Exercise inputs:
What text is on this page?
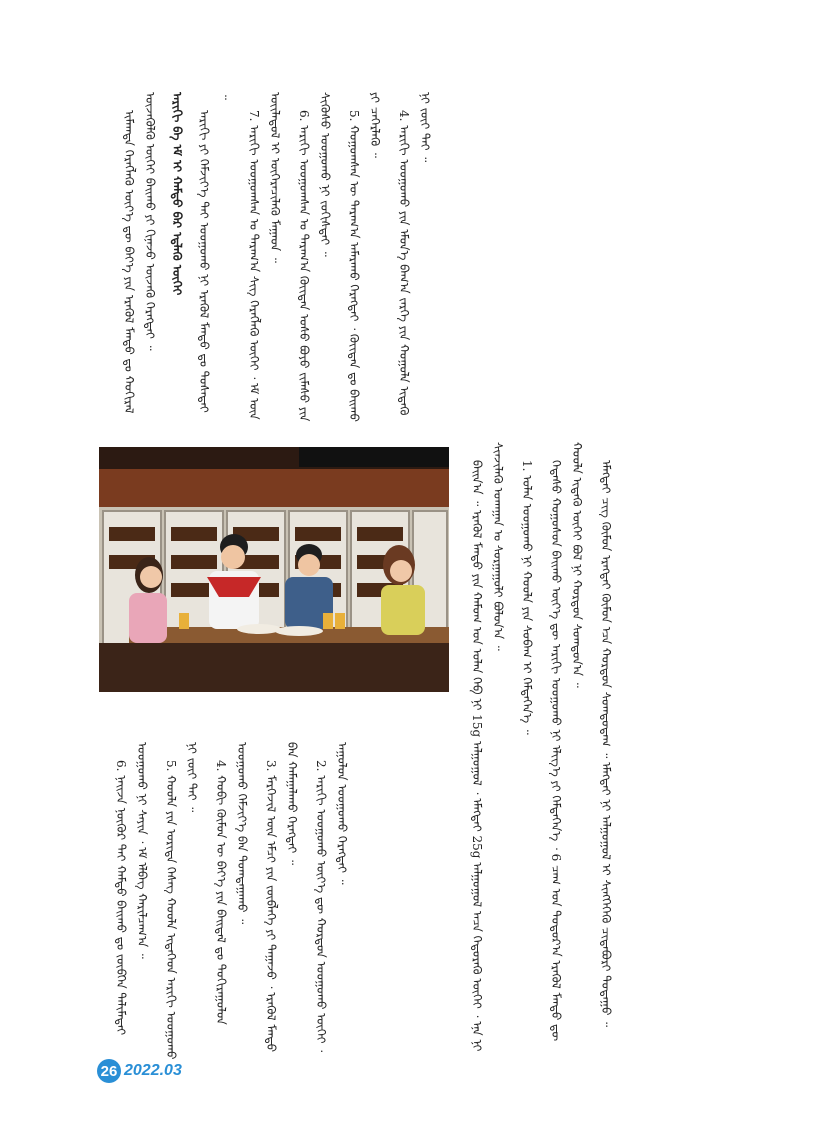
ᠢᠮᠠᠭᠲᠠ ᠬᠡᠷᠡᠭᠯᠡᠬᠦ ᠦᠶ᠎ᠡ ᠳᠦ ᠪᠡᠶ᠎ᠡ ᠶᠢᠨ ᠡᠷᠡᠭᠦᠯ ᠮᠡᠨᠳᠦ ᠳᠤ ᠬᠣᠬᠢᠷᠠᠯ ᠦᠵᠡᠭᠦᠯᠬᠦ ᠦᠭᠡᠢ ᠪᠠᠢᠬᠤ ᠶᠢ ᠬᠢᠨᠠᠵᠤ ᠦᠵᠡᠬᠦ ᠬᠡᠷᠡᠭᠲᠡᠢ ᠃	ᠠᠷᠢᠬᠢ ᠪᠠ ᠡᠮ ᠢ ᠬᠠᠮᠲᠤ ᠪᠠᠷ ᠡᠳ᠋ᠯᠡᠬᠦ ᠦᠭᠡᠢ	ᠠᠷᠢᠬᠢ ᠶᠢ ᠬᠡᠮᠵᠢᠶ᠎ᠡ ᠲᠠᠢ ᠤᠤᠭᠤᠬᠤ ᠨᠢ ᠡᠷᠡᠭᠦᠯ ᠮᠡᠨᠳᠦ ᠳᠤ ᠲᠤᠰᠠᠲᠠᠢ ᠃

7. ᠠᠷᠢᠬᠢ ᠤᠤᠭᠤᠭᠰᠠᠨ ᠤ ᠳᠠᠷᠠᠭ᠎ᠠ ᠰᠢᠭ ᠬᠡᠷᠡᠭᠯᠡᠬᠦ ᠦᠭᠡᠢ ᠂ ᠡᠮ ᠦᠨ ᠦᠢᠯᠡᠳᠦᠯ ᠢ ᠥᠭᠡᠷᠡᠴᠢᠯᠡᠬᠦ ᠮᠠᠭᠠᠳ ᠃	6. ᠠᠷᠢᠬᠢ ᠤᠤᠭᠤᠭᠰᠠᠨ ᠤ ᠳᠠᠷᠠᠭ᠎ᠠ ᠬᠦᠢᠲᠡᠨ ᠤᠰᠤ ᠪᠤᠶᠤ ᠵᠢᠮᠡᠰᠦ ᠶᠢᠨ ᠰᠢᠭᠦᠰᠦ ᠤᠤᠭᠤᠬᠤ ᠨᠢ ᠵᠣᠬᠢᠰᠲᠠᠢ ᠃	5. ᠬᠤᠭᠤᠭᠰᠠᠨ ᠦ ᠳᠠᠷᠠᠭ᠎ᠠ ᠠᠮᠠᠷᠠᠬᠤ ᠬᠡᠷᠡᠭᠲᠡᠢ ᠂ ᠬᠦᠢᠲᠡᠨ ᠳᠤ ᠪᠠᠢᠬᠤ ᠶᠢ ᠴᠡᠭᠡᠷᠯᠡᠬᠦ ᠃	4. ᠠᠷᠢᠬᠢ ᠤᠤᠭᠤᠬᠤ ᠶᠢᠨ ᠡᠮᠦᠨ᠎ᠡ ᠪᠠᠭ᠎ᠠ ᠵᠡᠷᠭᠡ ᠶᠢᠨ ᠬᠣᠭᠣᠯᠠ ᠢᠳᠡᠬᠦ ᠨᠢ ᠵᠦᠢ ᠲᠠᠢ ᠃

ᠪᠠᠢᠨ᠎ᠠ ᠃ ᠡᠷᠡᠭᠦᠯ ᠮᠡᠨᠳᠦ ᠶᠢᠨ ᠬᠠᠮᠤᠭ ᠤᠨ ᠤᠯᠠᠨ ᠬᠡᠪ ᠨᠢ 15g ᠠᠯᠭᠤᠭᠤᠯ ᠂ ᠡᠮᠡᠭᠳᠡᠢ 25g ᠠᠯᠭᠤᠭᠤᠯ ᠠᠴᠠ ᠬᠡᠳᠦᠷᠡᠬᠦ ᠦᠭᠡᠢ ᠂ ᠡᠨᠡ ᠨᠢ ᠰᠢᠨᠵᠢᠯᠡᠬᠦ ᠤᠬᠠᠭᠠᠨ ᠤ ᠰᠤᠷᠭᠠᠭᠤᠯᠢ ᠪᠣᠯᠤᠨ᠎ᠠ ᠃	1. ᠤᠯᠠᠨ ᠤᠤᠭᠤᠬᠤ ᠨᠢ ᠬᠣᠣᠯᠠ ᠶᠢᠨ ᠰᠤᠪᠠᠭ ᠢ ᠭᠡᠮᠲᠡᠭᠡᠨ᠎ᠡ ᠃	ᠭᠡᠳᠡᠰᠦ ᠬᠣᠭᠣᠰᠤᠨ ᠪᠠᠢᠬᠤ ᠦᠶ᠎ᠡ ᠳᠦ ᠠᠷᠢᠬᠢ ᠤᠤᠭᠤᠬᠤ ᠨᠢ ᠡᠯᠢᠭ᠎ᠡ ᠶᠢ ᠭᠡᠮᠲᠡᠭᠡᠨ᠎ᠡ ᠂ 6 ᠴᠠᠭ ᠤᠨ ᠳᠤᠲᠤᠷ᠎ᠠ ᠡᠷᠡᠭᠦᠯ ᠮᠡᠨᠳᠦ ᠳᠦ ᠬᠣᠣᠯᠠ ᠢᠳᠡᠬᠦ ᠦᠭᠡᠢ ᠪᠣᠯ ᠨᠢ ᠬᠤᠷᠳᠤᠨ ᠰᠣᠭᠲᠤᠨ᠎ᠠ ᠃	ᠡᠮᠡᠭᠳᠡᠢ ᠴᠢᠭ ᠬᠦᠮᠦᠨ ᠡᠷᠡᠭᠲᠡᠢ ᠬᠦᠮᠦᠨ ᠡᠴᠡ ᠬᠤᠷᠳᠤᠨ ᠰᠣᠭᠲᠤᠳᠠᠭ ᠃ ᠡᠮᠡᠭᠲᠡᠢ ᠨᠢ ᠠᠯᠭᠤᠭᠤᠯ ᠢ ᠰᠢᠩᠭᠡᠭᠡᠬᠦ ᠴᠢᠳᠠᠪᠤᠷᠢ ᠳᠤᠲᠠᠭᠤ ᠃

6. ᠨᠠᠢᠵᠠ ᠨᠥᠬᠦᠷ ᠲᠠᠢ ᠬᠠᠮᠲᠤ ᠪᠠᠢᠬᠤ ᠳᠤ ᠵᠥᠪᠬᠡᠨ ᠳᠠᠯᠢᠮᠠᠲᠠᠢ ᠤᠤᠭᠤᠬᠤ ᠨᠢ ᠰᠠᠶᠢᠨ ᠂ ᠡᠮ ᠡᠯᠪᠡᠭ ᠬᠠᠷᠢᠯᠴᠠᠭ᠎ᠠ ᠃	5. ᠬᠣᠣᠯᠠ ᠶᠢᠨ ᠤᠷᠢᠳᠠ ᠬᠡᠰᠡᠭ ᠬᠣᠣᠯᠠ ᠢᠳᠡᠭᠡᠳ ᠠᠷᠢᠬᠢ ᠤᠤᠭᠤᠬᠤ ᠨᠢ ᠵᠦᠢ ᠲᠠᠢ ᠃	4. ᠬᠤᠪᠢ ᠬᠦᠮᠦᠨ ᠦ ᠪᠡᠶ᠎ᠡ ᠶᠢᠨ ᠪᠠᠢᠳᠠᠯ ᠳᠤ ᠲᠣᠬᠢᠷᠠᠭᠤᠯᠤᠨ ᠤᠤᠭᠤᠬᠤ ᠬᠡᠮᠵᠢᠶ᠎ᠡ ᠪᠡᠨ ᠲᠣᠭᠲᠠᠭᠠᠬᠤ ᠃	3. ᠮᠡᠷᠭᠡᠵᠢᠯ ᠦᠨ ᠡᠮᠴᠢ ᠶᠢᠨ ᠵᠥᠪᠯᠡᠭᠡ ᠶᠢ ᠳᠠᠭᠠᠵᠤ ᠂ ᠡᠷᠡᠭᠦᠯ ᠮᠡᠨᠳᠦ ᠪᠠᠨ ᠬᠠᠮᠠᠭᠠᠯᠠᠬᠤ ᠬᠡᠷᠡᠭᠲᠡᠢ ᠃	2. ᠠᠷᠢᠬᠢ ᠤᠤᠭᠤᠬᠤ ᠦᠶ᠎ᠡ ᠳᠦ ᠬᠤᠷᠳᠤᠨ ᠤᠤᠭᠤᠬᠤ ᠦᠭᠡᠢ ᠂ ᠠᠭᠤᠯᠤᠨ ᠤᠤᠭᠤᠬᠤ ᠬᠡᠷᠡᠭᠲᠡᠢ ᠃

26 2022.03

What is expected: Make a list of all lines in the data that contain "ᠬᠡᠷᠡᠭᠯᠡᠬᠦ".

Finished answer:
ᠢᠮᠠᠭᠲᠠ ᠬᠡᠷᠡᠭᠯᠡᠬᠦ ᠦᠶ᠎ᠡ ᠳᠦ ᠪᠡᠶ᠎ᠡ ᠶᠢᠨ ᠡᠷᠡᠭᠦᠯ ᠮᠡᠨᠳᠦ ᠳᠤ ᠬᠣᠬᠢᠷᠠᠯ ᠦᠵᠡᠭᠦᠯᠬᠦ ᠦᠭᠡᠢ ᠪᠠᠢᠬᠤ ᠶᠢ ᠬᠢᠨᠠᠵᠤ ᠦᠵᠡᠬᠦ ᠬᠡᠷᠡᠭᠲᠡᠢ ᠃	ᠠᠷᠢᠬᠢ ᠪᠠ ᠡᠮ ᠢ ᠬᠠᠮᠲᠤ ᠪᠠᠷ ᠡᠳ᠋ᠯᠡᠬᠦ ᠦᠭᠡᠢ	ᠠᠷᠢᠬᠢ ᠶᠢ ᠬᠡᠮᠵᠢᠶ᠎ᠡ ᠲᠠᠢ ᠤᠤᠭᠤᠬᠤ ᠨᠢ ᠡᠷᠡᠭᠦᠯ ᠮᠡᠨᠳᠦ ᠳᠤ ᠲᠤᠰᠠᠲᠠᠢ ᠃
7. ᠠᠷᠢᠬᠢ ᠤᠤᠭᠤᠭᠰᠠᠨ ᠤ ᠳᠠᠷᠠᠭ᠎ᠠ ᠰᠢᠭ ᠬᠡᠷᠡᠭᠯᠡᠬᠦ ᠦᠭᠡᠢ ᠂ ᠡᠮ ᠦᠨ ᠦᠢᠯᠡᠳᠦᠯ ᠢ ᠥᠭᠡᠷᠡᠴᠢᠯᠡᠬᠦ ᠮᠠᠭᠠᠳ ᠃	6. ᠠᠷᠢᠬᠢ ᠤᠤᠭᠤᠭᠰᠠᠨ ᠤ ᠳᠠᠷᠠᠭ᠎ᠠ ᠬᠦᠢᠲᠡᠨ ᠤᠰᠤ ᠪᠤᠶᠤ ᠵᠢᠮᠡᠰᠦ ᠶᠢᠨ ᠰᠢᠭᠦᠰᠦ ᠤᠤᠭᠤᠬᠤ ᠨᠢ ᠵᠣᠬᠢᠰᠲᠠᠢ ᠃	5. ᠬᠤᠭᠤᠭᠰᠠᠨ ᠦ ᠳᠠᠷᠠᠭ᠎ᠠ ᠠᠮᠠᠷᠠᠬᠤ ᠬᠡᠷᠡᠭᠲᠡᠢ ᠂ ᠬᠦᠢᠲᠡᠨ ᠳᠤ ᠪᠠᠢᠬᠤ ᠶᠢ ᠴᠡᠭᠡᠷᠯᠡᠬᠦ ᠃	4. ᠠᠷᠢᠬᠢ ᠤᠤᠭᠤᠬᠤ ᠶᠢᠨ ᠡᠮᠦᠨ᠎ᠡ ᠪᠠᠭ᠎ᠠ ᠵᠡᠷᠭᠡ ᠶᠢᠨ ᠬᠣᠭᠣᠯᠠ ᠢᠳᠡᠬᠦ ᠨᠢ ᠵᠦᠢ ᠲᠠᠢ ᠃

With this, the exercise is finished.